-- START OF Data entries --

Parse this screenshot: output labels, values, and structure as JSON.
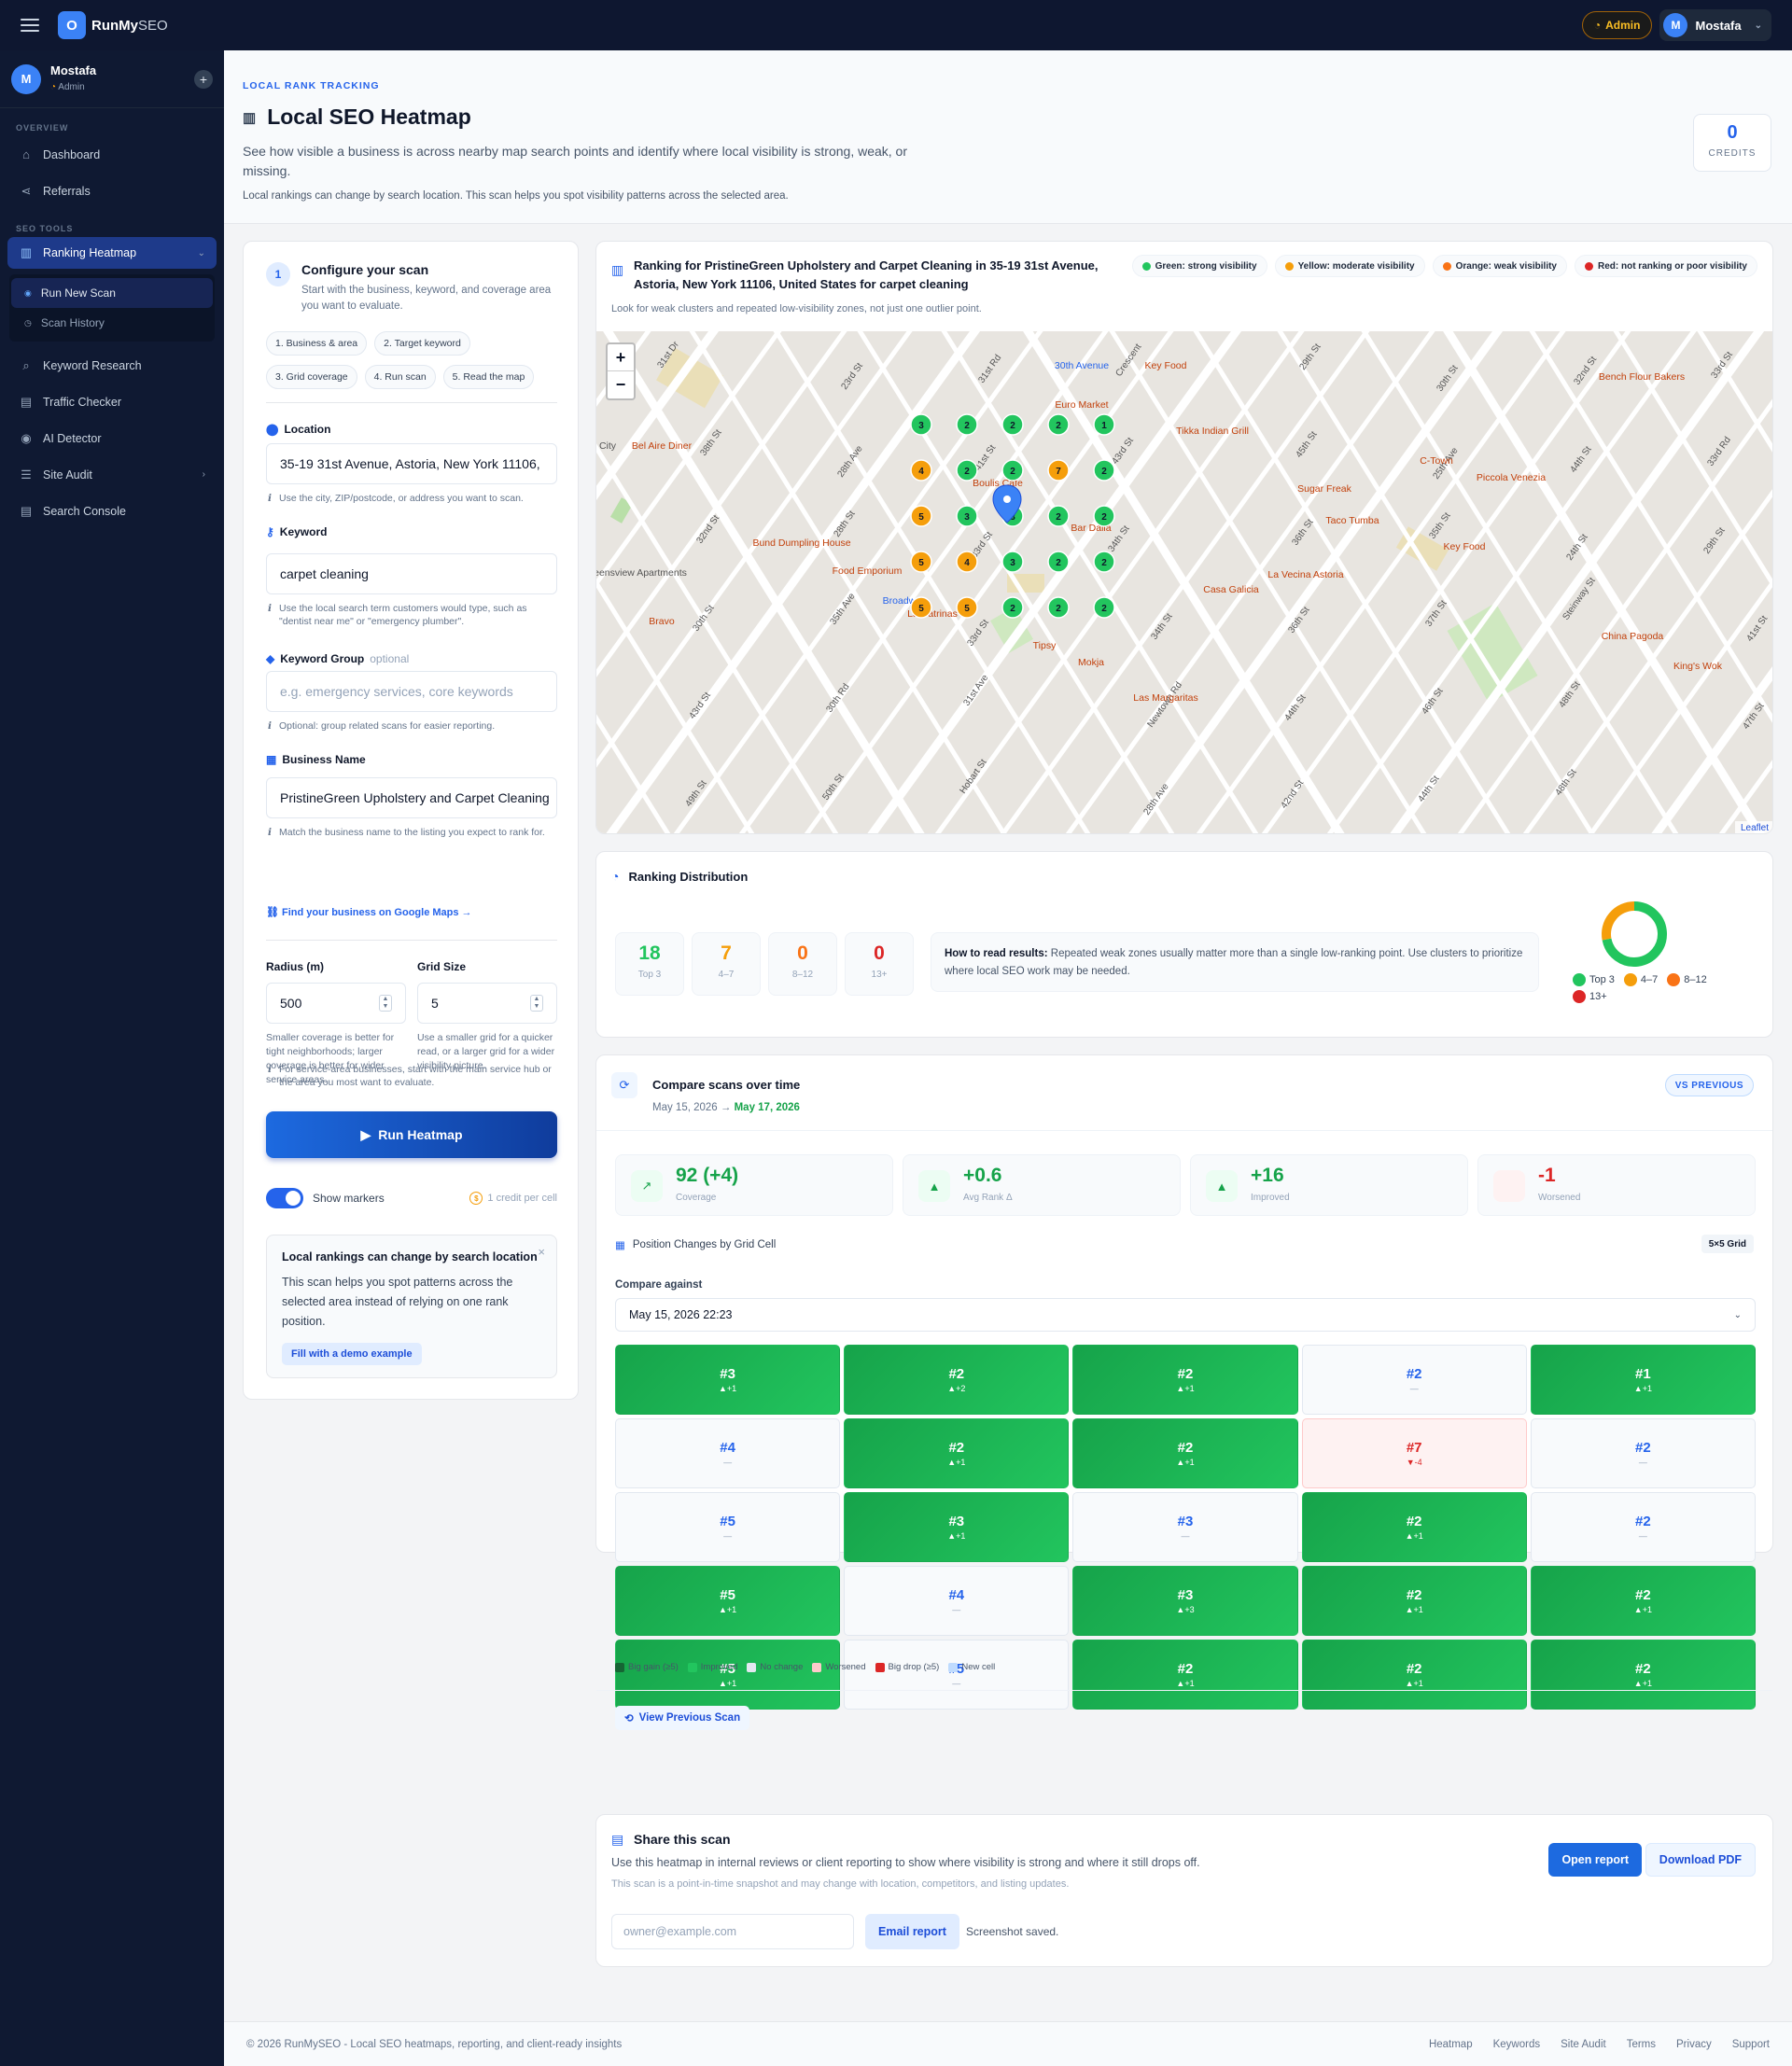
{
  "app": {
    "logo_letter": "O",
    "brand_bold": "RunMy",
    "brand_light": "SEO",
    "admin_badge": "Admin",
    "user_initial": "M",
    "user_name": "Mostafa"
  },
  "sidebar": {
    "user_name": "Mostafa",
    "user_role": "Admin",
    "user_initial": "M",
    "section_overview": "OVERVIEW",
    "section_tools": "SEO TOOLS",
    "items": [
      {
        "label": "Dashboard",
        "icon": "home-icon"
      },
      {
        "label": "Referrals",
        "icon": "share-icon"
      },
      {
        "label": "Ranking Heatmap",
        "icon": "map-icon"
      },
      {
        "label": "Keyword Research",
        "icon": "search-icon"
      },
      {
        "label": "Traffic Checker",
        "icon": "chart-icon"
      },
      {
        "label": "AI Detector",
        "icon": "eye-icon"
      },
      {
        "label": "Site Audit",
        "icon": "list-icon"
      },
      {
        "label": "Search Console",
        "icon": "chart-icon"
      }
    ],
    "sub_items": [
      {
        "label": "Run New Scan"
      },
      {
        "label": "Scan History"
      }
    ]
  },
  "header": {
    "eyebrow": "LOCAL RANK TRACKING",
    "title": "Local SEO Heatmap",
    "description": "See how visible a business is across nearby map search points and identify where local visibility is strong, weak, or missing.",
    "note": "Local rankings can change by search location. This scan helps you spot visibility patterns across the selected area.",
    "credits_value": "0",
    "credits_label": "CREDITS"
  },
  "config": {
    "step": "1",
    "title": "Configure your scan",
    "subtitle": "Start with the business, keyword, and coverage area you want to evaluate.",
    "chips": [
      "1. Business & area",
      "2. Target keyword",
      "3. Grid coverage",
      "4. Run scan",
      "5. Read the map"
    ],
    "location_label": "Location",
    "location_value": "35-19 31st Avenue, Astoria, New York 11106,",
    "location_hint": "Use the city, ZIP/postcode, or address you want to scan.",
    "keyword_label": "Keyword",
    "keyword_value": "carpet cleaning",
    "keyword_hint": "Use the local search term customers would type, such as \"dentist near me\" or \"emergency plumber\".",
    "group_label": "Keyword Group",
    "group_optional": "optional",
    "group_placeholder": "e.g. emergency services, core keywords",
    "group_hint": "Optional: group related scans for easier reporting.",
    "business_label": "Business Name",
    "business_value": "PristineGreen Upholstery and Carpet Cleaning",
    "business_hint": "Match the business name to the listing you expect to rank for.",
    "gmaps_link": "Find your business on Google Maps →",
    "radius_label": "Radius (m)",
    "radius_value": "500",
    "radius_hint": "Smaller coverage is better for tight neighborhoods; larger coverage is better for wider service areas.",
    "grid_label": "Grid Size",
    "grid_value": "5",
    "grid_hint": "Use a smaller grid for a quicker read, or a larger grid for a wider visibility picture.",
    "service_hint": "For service-area businesses, start with the main service hub or the area you most want to evaluate.",
    "run_button": "Run Heatmap",
    "toggle_label": "Show markers",
    "credit_per_cell": "1 credit per cell",
    "tip_title": "Local rankings can change by search location",
    "tip_text": "This scan helps you spot patterns across the selected area instead of relying on one rank position.",
    "demo_button": "Fill with a demo example"
  },
  "map": {
    "title": "Ranking for PristineGreen Upholstery and Carpet Cleaning in 35-19 31st Avenue, Astoria, New York 11106, United States for carpet cleaning",
    "subtitle": "Look for weak clusters and repeated low-visibility zones, not just one outlier point.",
    "legend": [
      {
        "label": "Green: strong visibility",
        "color": "#22c55e"
      },
      {
        "label": "Yellow: moderate visibility",
        "color": "#f59e0b"
      },
      {
        "label": "Orange: weak visibility",
        "color": "#f97316"
      },
      {
        "label": "Red: not ranking or poor visibility",
        "color": "#dc2626"
      }
    ],
    "zoom_in": "+",
    "zoom_out": "−",
    "attribution": "Leaflet",
    "rank_grid": [
      [
        3,
        2,
        2,
        2,
        1
      ],
      [
        4,
        2,
        2,
        7,
        2
      ],
      [
        5,
        3,
        3,
        2,
        2
      ],
      [
        5,
        4,
        3,
        2,
        2
      ],
      [
        5,
        5,
        2,
        2,
        2
      ]
    ],
    "places": [
      {
        "name": "30th Avenue"
      },
      {
        "name": "Key Food"
      },
      {
        "name": "Euro Market"
      },
      {
        "name": "Tikka Indian Grill"
      },
      {
        "name": "Bench Flour Bakers"
      },
      {
        "name": "C-Town"
      },
      {
        "name": "Piccola Venezia"
      },
      {
        "name": "Bel Aire Diner"
      },
      {
        "name": "Boulis Cafe"
      },
      {
        "name": "Sugar Freak"
      },
      {
        "name": "Bar Dalia"
      },
      {
        "name": "Taco Tumba"
      },
      {
        "name": "Bund Dumpling House"
      },
      {
        "name": "Key Food"
      },
      {
        "name": "Food Emporium"
      },
      {
        "name": "La Vecina Astoria"
      },
      {
        "name": "Queensview Apartments"
      },
      {
        "name": "Casa Galicia"
      },
      {
        "name": "Broadway"
      },
      {
        "name": "La Catrinas"
      },
      {
        "name": "Bravo"
      },
      {
        "name": "China Pagoda"
      },
      {
        "name": "Tipsy"
      },
      {
        "name": "Mokja"
      },
      {
        "name": "King's Wok"
      },
      {
        "name": "Las Margaritas"
      },
      {
        "name": "City"
      }
    ],
    "streets": [
      "31st Dr",
      "23rd St",
      "31st Rd",
      "Crescent",
      "29th St",
      "30th St",
      "32nd St",
      "33rd St",
      "38th St",
      "28th Ave",
      "41st St",
      "43rd St",
      "45th St",
      "25th Ave",
      "44th St",
      "33rd Rd",
      "32nd St",
      "28th St",
      "33rd St",
      "34th St",
      "36th St",
      "35th St",
      "24th St",
      "29th St",
      "30th St",
      "35th Ave",
      "33rd St",
      "34th St",
      "36th St",
      "37th St",
      "Steinway St",
      "41st St",
      "43rd St",
      "30th Rd",
      "31st Ave",
      "Newtown Rd",
      "44th St",
      "46th St",
      "48th St",
      "47th St",
      "49th St",
      "50th St",
      "Hobart St",
      "28th Ave",
      "42nd St",
      "44th St",
      "48th St"
    ]
  },
  "distribution": {
    "title": "Ranking Distribution",
    "stats": [
      {
        "value": "18",
        "label": "Top 3",
        "color": "#22c55e"
      },
      {
        "value": "7",
        "label": "4–7",
        "color": "#f59e0b"
      },
      {
        "value": "0",
        "label": "8–12",
        "color": "#f97316"
      },
      {
        "value": "0",
        "label": "13+",
        "color": "#dc2626"
      }
    ],
    "howto_bold": "How to read results:",
    "howto_text": " Repeated weak zones usually matter more than a single low-ranking point. Use clusters to prioritize where local SEO work may be needed."
  },
  "chart_data": {
    "type": "pie",
    "categories": [
      "Top 3",
      "4–7",
      "8–12",
      "13+"
    ],
    "values": [
      18,
      7,
      0,
      0
    ],
    "colors": [
      "#22c55e",
      "#f59e0b",
      "#f97316",
      "#dc2626"
    ],
    "title": ""
  },
  "compare": {
    "title": "Compare scans over time",
    "date_from": "May 15, 2026",
    "arrow": "→",
    "date_to": "May 17, 2026",
    "vs_pill": "VS PREVIOUS",
    "kpis": [
      {
        "value": "92 (+4)",
        "label": "Coverage",
        "icon": "chart-up-icon",
        "tone": "green"
      },
      {
        "value": "+0.6",
        "label": "Avg Rank Δ",
        "icon": "arrow-up-icon",
        "tone": "green"
      },
      {
        "value": "+16",
        "label": "Improved",
        "icon": "arrow-up-icon",
        "tone": "green"
      },
      {
        "value": "-1",
        "label": "Worsened",
        "icon": "arrow-down-icon",
        "tone": "red"
      }
    ],
    "position_title": "Position Changes by Grid Cell",
    "grid_pill": "5×5 Grid",
    "compare_label": "Compare against",
    "compare_value": "May 15, 2026 22:23",
    "cells": [
      {
        "rank": "#3",
        "change": "▲+1",
        "state": "imp"
      },
      {
        "rank": "#2",
        "change": "▲+2",
        "state": "imp"
      },
      {
        "rank": "#2",
        "change": "▲+1",
        "state": "imp"
      },
      {
        "rank": "#2",
        "change": "—",
        "state": "same"
      },
      {
        "rank": "#1",
        "change": "▲+1",
        "state": "imp"
      },
      {
        "rank": "#4",
        "change": "—",
        "state": "same"
      },
      {
        "rank": "#2",
        "change": "▲+1",
        "state": "imp"
      },
      {
        "rank": "#2",
        "change": "▲+1",
        "state": "imp"
      },
      {
        "rank": "#7",
        "change": "▼-4",
        "state": "wor"
      },
      {
        "rank": "#2",
        "change": "—",
        "state": "same"
      },
      {
        "rank": "#5",
        "change": "—",
        "state": "same"
      },
      {
        "rank": "#3",
        "change": "▲+1",
        "state": "imp"
      },
      {
        "rank": "#3",
        "change": "—",
        "state": "same"
      },
      {
        "rank": "#2",
        "change": "▲+1",
        "state": "imp"
      },
      {
        "rank": "#2",
        "change": "—",
        "state": "same"
      },
      {
        "rank": "#5",
        "change": "▲+1",
        "state": "imp"
      },
      {
        "rank": "#4",
        "change": "—",
        "state": "same"
      },
      {
        "rank": "#3",
        "change": "▲+3",
        "state": "imp"
      },
      {
        "rank": "#2",
        "change": "▲+1",
        "state": "imp"
      },
      {
        "rank": "#2",
        "change": "▲+1",
        "state": "imp"
      },
      {
        "rank": "#5",
        "change": "▲+1",
        "state": "imp"
      },
      {
        "rank": "#5",
        "change": "—",
        "state": "same"
      },
      {
        "rank": "#2",
        "change": "▲+1",
        "state": "imp"
      },
      {
        "rank": "#2",
        "change": "▲+1",
        "state": "imp"
      },
      {
        "rank": "#2",
        "change": "▲+1",
        "state": "imp"
      }
    ],
    "legend": [
      {
        "label": "Big gain (≥5)",
        "color": "#166534"
      },
      {
        "label": "Improved",
        "color": "#22c55e"
      },
      {
        "label": "No change",
        "color": "#e2e8f0"
      },
      {
        "label": "Worsened",
        "color": "#fecaca"
      },
      {
        "label": "Big drop (≥5)",
        "color": "#dc2626"
      },
      {
        "label": "New cell",
        "color": "#bfdbfe"
      }
    ],
    "view_prev": "View Previous Scan"
  },
  "share": {
    "title": "Share this scan",
    "description": "Use this heatmap in internal reviews or client reporting to show where visibility is strong and where it still drops off.",
    "note": "This scan is a point-in-time snapshot and may change with location, competitors, and listing updates.",
    "open_report": "Open report",
    "download_pdf": "Download PDF",
    "email_placeholder": "owner@example.com",
    "email_button": "Email report",
    "saved_text": "Screenshot saved."
  },
  "footer": {
    "copyright": "© 2026 RunMySEO - Local SEO heatmaps, reporting, and client-ready insights",
    "links": [
      "Heatmap",
      "Keywords",
      "Site Audit",
      "Terms",
      "Privacy",
      "Support"
    ]
  }
}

-- END OF Data entries --

Challenge: Provide solely the number of lines in the data that include the word "scans".

Written solution: 2